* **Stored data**
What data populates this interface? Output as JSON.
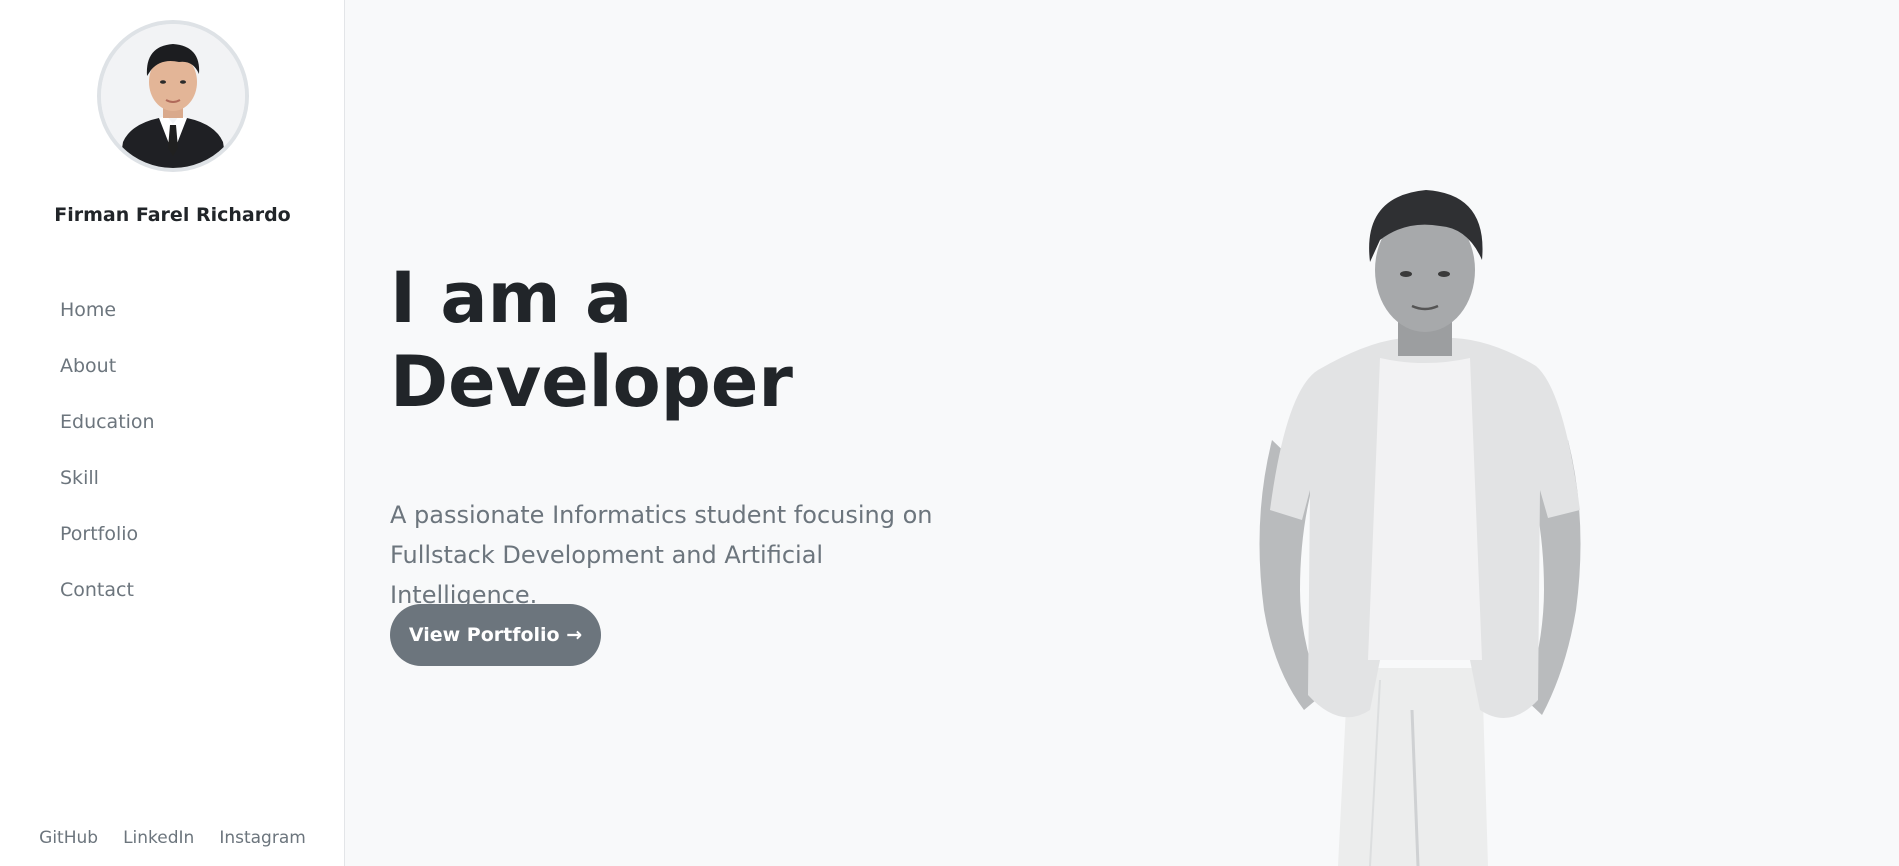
{
  "sidebar": {
    "profile_name": "Firman Farel Richardo",
    "nav": [
      "Home",
      "About",
      "Education",
      "Skill",
      "Portfolio",
      "Contact"
    ],
    "social": [
      "GitHub",
      "LinkedIn",
      "Instagram"
    ]
  },
  "hero": {
    "title_line1": "I am a",
    "title_line2": "Developer",
    "description_line1": "A passionate Informatics student focusing on",
    "description_line2": "Fullstack Development and Artificial Intelligence.",
    "cta_label": "View Portfolio →"
  },
  "colors": {
    "background": "#f8f9fa",
    "sidebar_background": "#ffffff",
    "text_dark": "#212529",
    "text_muted": "#6c757d",
    "button": "#6c757d"
  }
}
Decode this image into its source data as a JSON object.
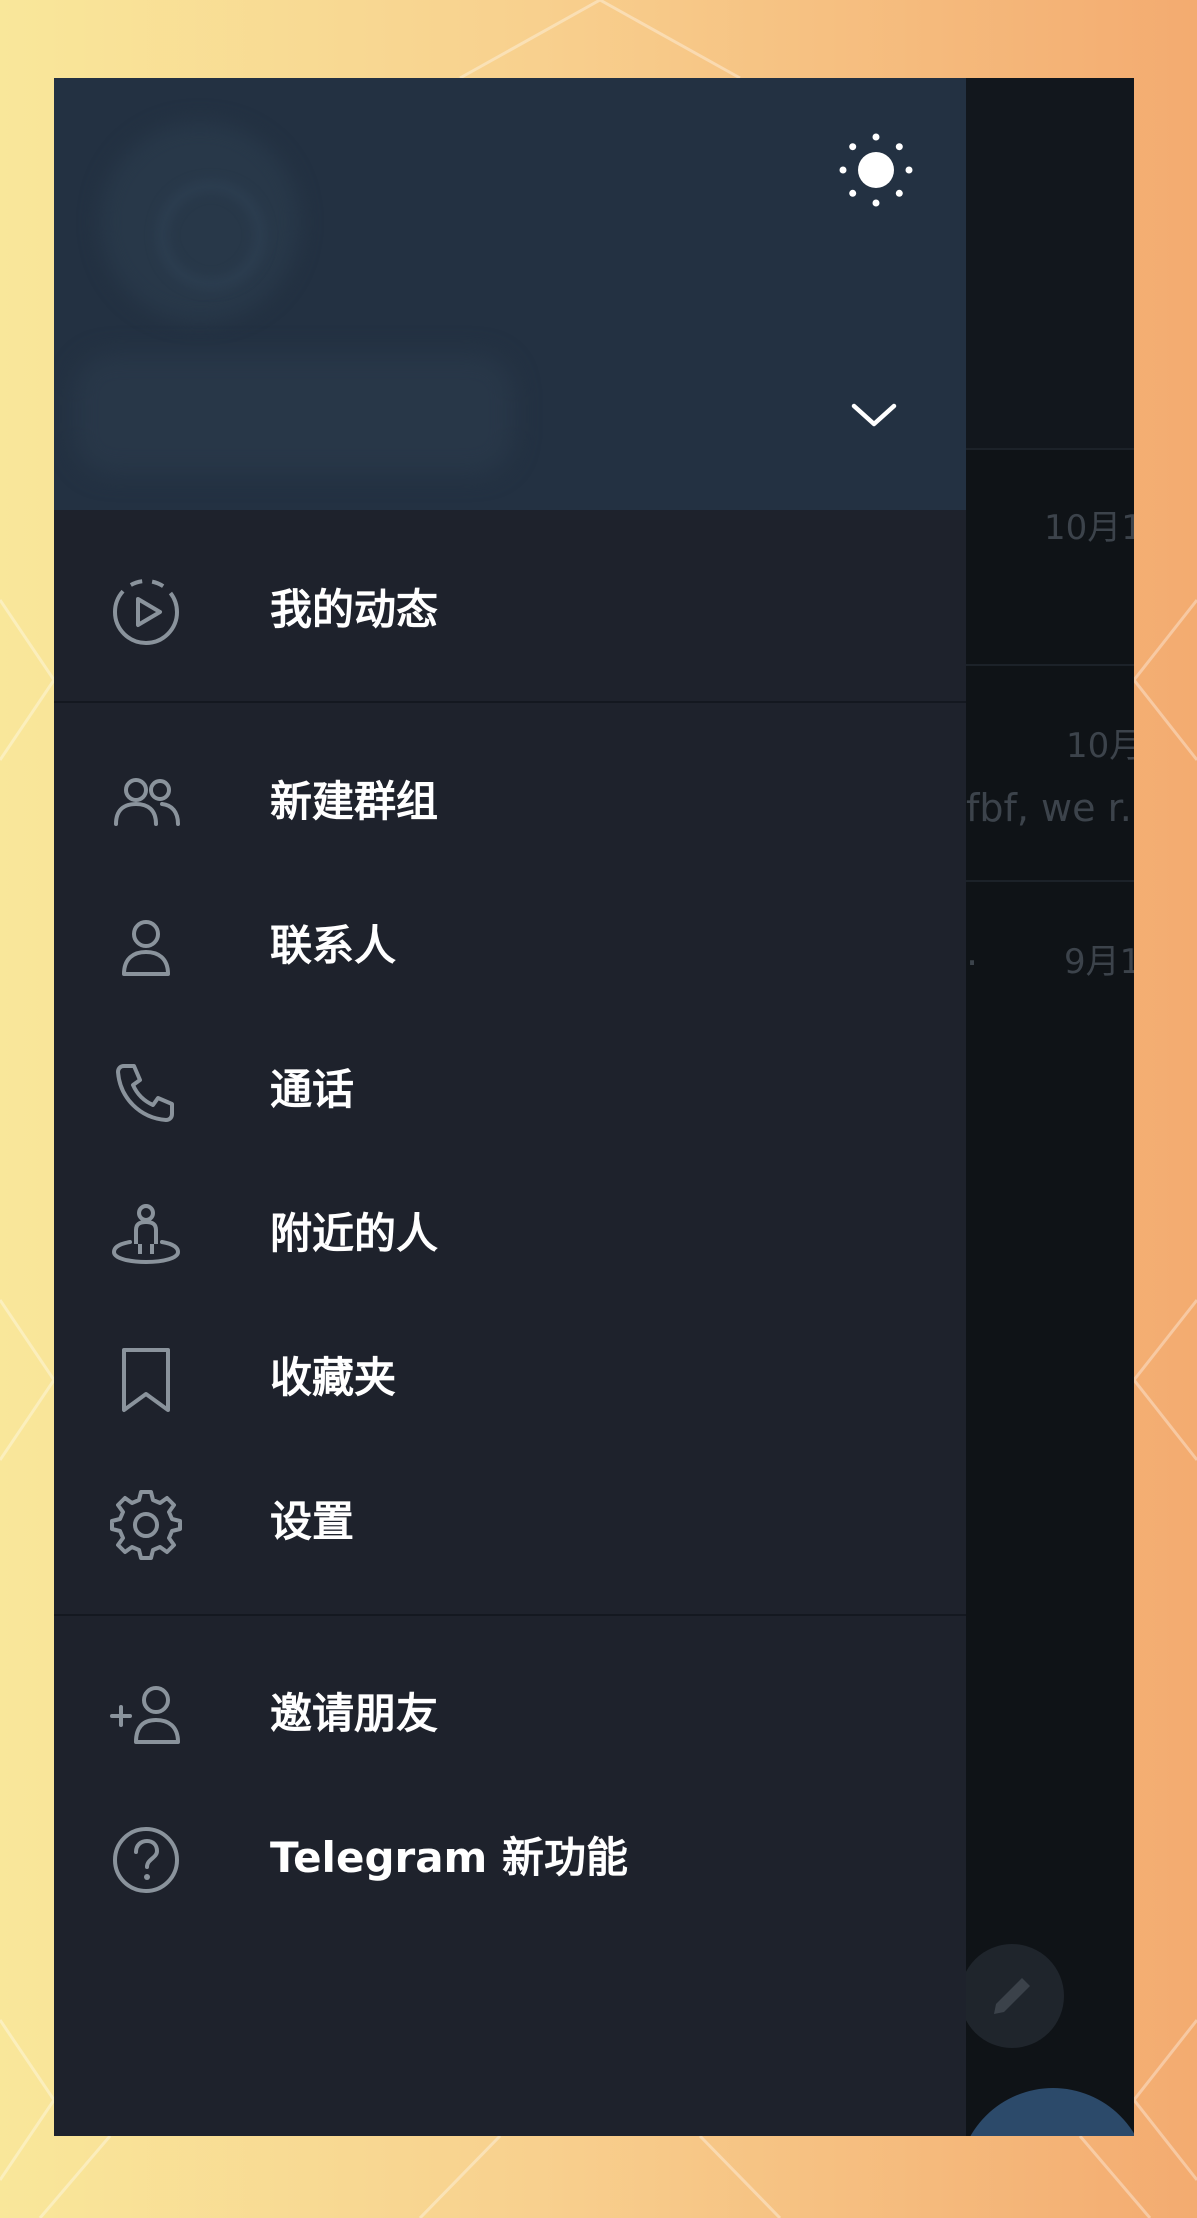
{
  "drawer": {
    "header": {
      "theme_icon": "sun-icon",
      "expand_icon": "chevron-down-icon"
    },
    "menu": {
      "my_stories": {
        "label": "我的动态",
        "icon": "story-play-icon"
      },
      "new_group": {
        "label": "新建群组",
        "icon": "group-icon"
      },
      "contacts": {
        "label": "联系人",
        "icon": "person-icon"
      },
      "calls": {
        "label": "通话",
        "icon": "phone-icon"
      },
      "nearby": {
        "label": "附近的人",
        "icon": "nearby-person-icon"
      },
      "saved": {
        "label": "收藏夹",
        "icon": "bookmark-icon"
      },
      "settings": {
        "label": "设置",
        "icon": "gear-icon"
      },
      "invite": {
        "label": "邀请朋友",
        "icon": "add-person-icon"
      },
      "features": {
        "label": "Telegram 新功能",
        "icon": "question-icon"
      }
    }
  },
  "background_chats": {
    "row1_date": "10月1",
    "row2_date": "10月",
    "row2_preview": "fbf, we r.",
    "row3_preview": ".",
    "row3_date": "9月1"
  },
  "colors": {
    "drawer_bg": "#1e222c",
    "header_bg": "#233142",
    "icon_stroke": "#8a939c",
    "label_text": "#ffffff"
  }
}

* **YOUR OBJECTIVE**
Your task is to transcribe all of the records precisely, with no images included.

* **ANSWER TO THE TASK**
What data populates this interface? Output as JSON.
{
  "sidebar": {
    "profile_name": "Firman Farel Richardo",
    "nav": [
      "Home",
      "About",
      "Education",
      "Skill",
      "Portfolio",
      "Contact"
    ],
    "social": [
      "GitHub",
      "LinkedIn",
      "Instagram"
    ]
  },
  "hero": {
    "title_line1": "I am a",
    "title_line2": "Developer",
    "description_line1": "A passionate Informatics student focusing on",
    "description_line2": "Fullstack Development and Artificial Intelligence.",
    "cta_label": "View Portfolio →"
  },
  "colors": {
    "background": "#f8f9fa",
    "sidebar_background": "#ffffff",
    "text_dark": "#212529",
    "text_muted": "#6c757d",
    "button": "#6c757d"
  }
}
Decode this image into its source data as a JSON object.
{
  "drawer": {
    "header": {
      "theme_icon": "sun-icon",
      "expand_icon": "chevron-down-icon"
    },
    "menu": {
      "my_stories": {
        "label": "我的动态",
        "icon": "story-play-icon"
      },
      "new_group": {
        "label": "新建群组",
        "icon": "group-icon"
      },
      "contacts": {
        "label": "联系人",
        "icon": "person-icon"
      },
      "calls": {
        "label": "通话",
        "icon": "phone-icon"
      },
      "nearby": {
        "label": "附近的人",
        "icon": "nearby-person-icon"
      },
      "saved": {
        "label": "收藏夹",
        "icon": "bookmark-icon"
      },
      "settings": {
        "label": "设置",
        "icon": "gear-icon"
      },
      "invite": {
        "label": "邀请朋友",
        "icon": "add-person-icon"
      },
      "features": {
        "label": "Telegram 新功能",
        "icon": "question-icon"
      }
    }
  },
  "background_chats": {
    "row1_date": "10月1",
    "row2_date": "10月",
    "row2_preview": "fbf, we r.",
    "row3_preview": ".",
    "row3_date": "9月1"
  },
  "colors": {
    "drawer_bg": "#1e222c",
    "header_bg": "#233142",
    "icon_stroke": "#8a939c",
    "label_text": "#ffffff"
  }
}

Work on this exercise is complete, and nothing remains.